**What the task requires**
Copy the rows below word for word, starting at the row with "data-point-server xyxy=(1260,397,1272,409)" and ending at the row with "legend-item-server[interactable]: Server xyxy=(958,817,1053,840)", including both of those rows.

## START Given information

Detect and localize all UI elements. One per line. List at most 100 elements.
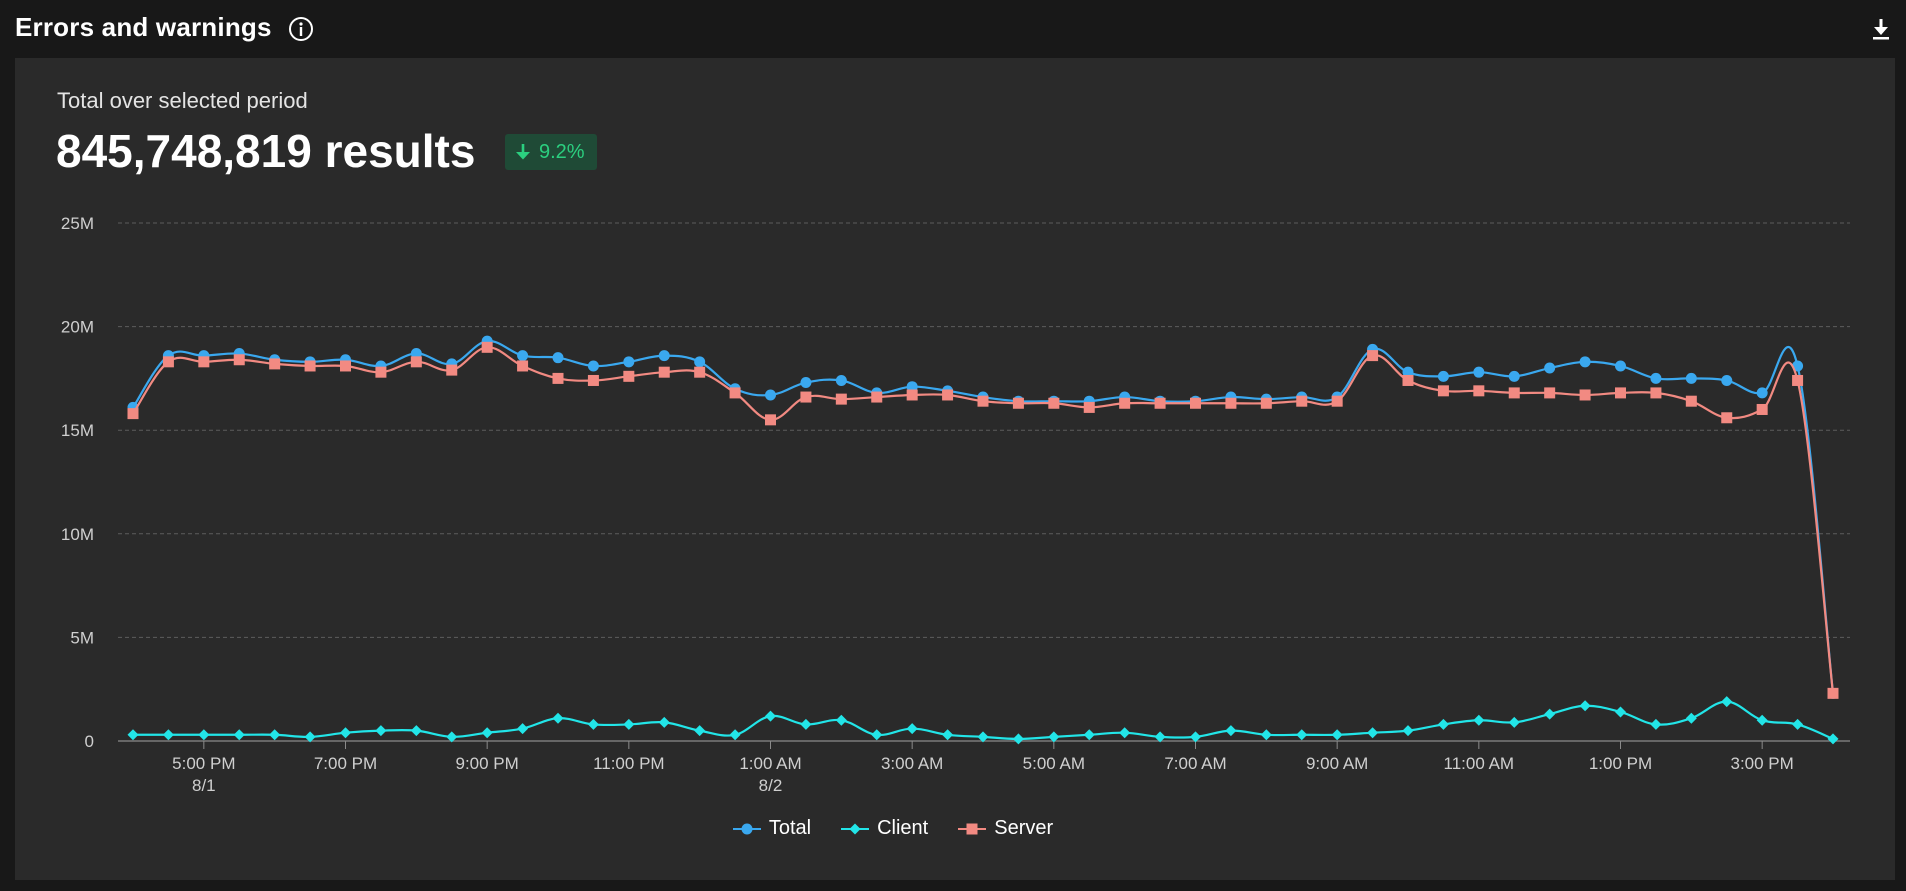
data-point-server xyxy=(1260,397,1272,409)
y-tick-label: 5M xyxy=(70,628,94,647)
x-tick-label: 9:00 AM xyxy=(1306,754,1368,773)
x-tick-sublabel: 8/2 xyxy=(759,776,783,795)
data-point-client xyxy=(871,729,883,741)
x-tick-label: 11:00 PM xyxy=(593,754,665,773)
legend-item-server[interactable]: Server xyxy=(958,817,1053,840)
info-circle-icon[interactable] xyxy=(288,16,314,42)
data-point-server xyxy=(1296,395,1308,407)
legend-label: Total xyxy=(768,817,812,839)
data-point-client xyxy=(269,729,281,741)
data-point-server xyxy=(446,364,458,376)
data-point-total xyxy=(1615,360,1626,372)
data-point-client xyxy=(340,727,351,739)
legend-label: Client xyxy=(877,817,929,839)
legend-item-client[interactable]: Client xyxy=(841,817,928,840)
legend-swatch-client xyxy=(841,823,870,834)
data-point-client xyxy=(162,729,174,741)
data-point-total xyxy=(1473,366,1485,378)
data-point-total xyxy=(1685,372,1697,384)
data-point-client xyxy=(1367,727,1379,739)
data-point-client xyxy=(446,731,458,743)
data-point-client xyxy=(765,710,776,722)
x-tick-label: 3:00 AM xyxy=(881,754,943,773)
data-point-server xyxy=(587,374,599,386)
data-point-server xyxy=(800,391,812,403)
data-point-server xyxy=(1437,385,1449,397)
data-point-client xyxy=(410,725,422,737)
legend-item-total[interactable]: Total xyxy=(732,817,812,840)
data-point-server xyxy=(1190,397,1201,409)
data-point-client xyxy=(1048,731,1060,743)
data-point-client xyxy=(127,729,139,741)
data-point-client xyxy=(1685,712,1697,724)
data-point-server xyxy=(162,356,174,368)
data-point-total xyxy=(835,374,847,386)
data-point-server xyxy=(481,341,493,353)
chart-panel: Total over selected period 845,748,819 r… xyxy=(15,58,1895,880)
data-point-server xyxy=(410,356,422,368)
widget-header: Errors and warnings xyxy=(0,0,1906,58)
data-point-server xyxy=(269,358,281,370)
data-point-client xyxy=(1402,725,1414,737)
data-point-server xyxy=(1119,397,1131,409)
data-point-client xyxy=(1827,733,1839,745)
data-point-server xyxy=(977,395,989,407)
data-point-total xyxy=(517,350,529,362)
legend-swatch-server xyxy=(958,823,987,834)
data-point-server xyxy=(835,393,847,405)
data-point-total xyxy=(906,381,918,393)
download-icon[interactable] xyxy=(1868,16,1894,42)
data-point-client xyxy=(304,731,316,743)
data-point-client xyxy=(1331,729,1343,741)
data-point-total xyxy=(587,360,599,372)
data-point-client xyxy=(906,723,918,735)
data-point-total xyxy=(1508,370,1520,382)
data-point-client xyxy=(233,729,245,741)
y-tick-label: 10M xyxy=(61,525,94,544)
data-point-client xyxy=(729,729,741,741)
data-point-client xyxy=(1083,729,1095,741)
data-point-server xyxy=(340,360,351,372)
data-point-server xyxy=(1721,412,1733,424)
data-point-server xyxy=(375,366,387,378)
x-tick-label: 3:00 PM xyxy=(1731,754,1794,773)
data-point-server xyxy=(1402,374,1414,386)
data-point-server xyxy=(729,387,741,399)
data-point-server xyxy=(1012,397,1024,409)
data-point-total xyxy=(1650,372,1662,384)
data-point-client xyxy=(835,714,847,726)
data-point-total xyxy=(1437,370,1449,382)
data-point-server xyxy=(1650,387,1662,399)
x-tick-label: 1:00 AM xyxy=(739,754,801,773)
data-point-server xyxy=(552,372,564,384)
data-point-total xyxy=(410,348,422,360)
data-point-client xyxy=(1012,733,1024,745)
data-point-client xyxy=(942,729,954,741)
x-tick-label: 9:00 PM xyxy=(456,754,519,773)
data-point-client xyxy=(977,731,989,743)
data-point-client xyxy=(517,723,529,735)
data-point-server xyxy=(1473,385,1485,397)
summary-value: 845,748,819 results xyxy=(56,125,476,177)
data-point-server xyxy=(942,389,954,401)
data-point-client xyxy=(1437,718,1449,730)
data-point-client xyxy=(1792,718,1804,730)
data-point-total xyxy=(552,352,564,364)
delta-value: 9.2% xyxy=(539,140,585,163)
data-point-server xyxy=(127,408,139,420)
y-tick-label: 20M xyxy=(61,318,94,337)
data-point-client xyxy=(1756,714,1768,726)
x-tick-label: 7:00 AM xyxy=(1164,754,1226,773)
data-point-server xyxy=(1827,687,1839,699)
x-tick-label: 7:00 PM xyxy=(314,754,377,773)
x-tick-label: 5:00 AM xyxy=(1023,754,1085,773)
data-point-total xyxy=(1402,366,1414,378)
data-point-server xyxy=(1615,387,1626,399)
data-point-server xyxy=(1331,395,1343,407)
data-point-client xyxy=(375,725,387,737)
data-point-server xyxy=(304,360,316,372)
data-point-server xyxy=(1792,374,1804,386)
legend-swatch-marker xyxy=(741,823,753,834)
data-point-server xyxy=(198,356,210,368)
data-point-client xyxy=(1119,727,1131,739)
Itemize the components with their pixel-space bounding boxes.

## END Given information

**Problem solution**
data-point-server xyxy=(1260,397,1272,409)
y-tick-label: 5M xyxy=(70,628,94,647)
x-tick-label: 9:00 AM xyxy=(1306,754,1368,773)
x-tick-sublabel: 8/2 xyxy=(759,776,783,795)
data-point-client xyxy=(871,729,883,741)
x-tick-label: 11:00 PM xyxy=(593,754,665,773)
legend-item-server[interactable]: Server xyxy=(958,817,1053,840)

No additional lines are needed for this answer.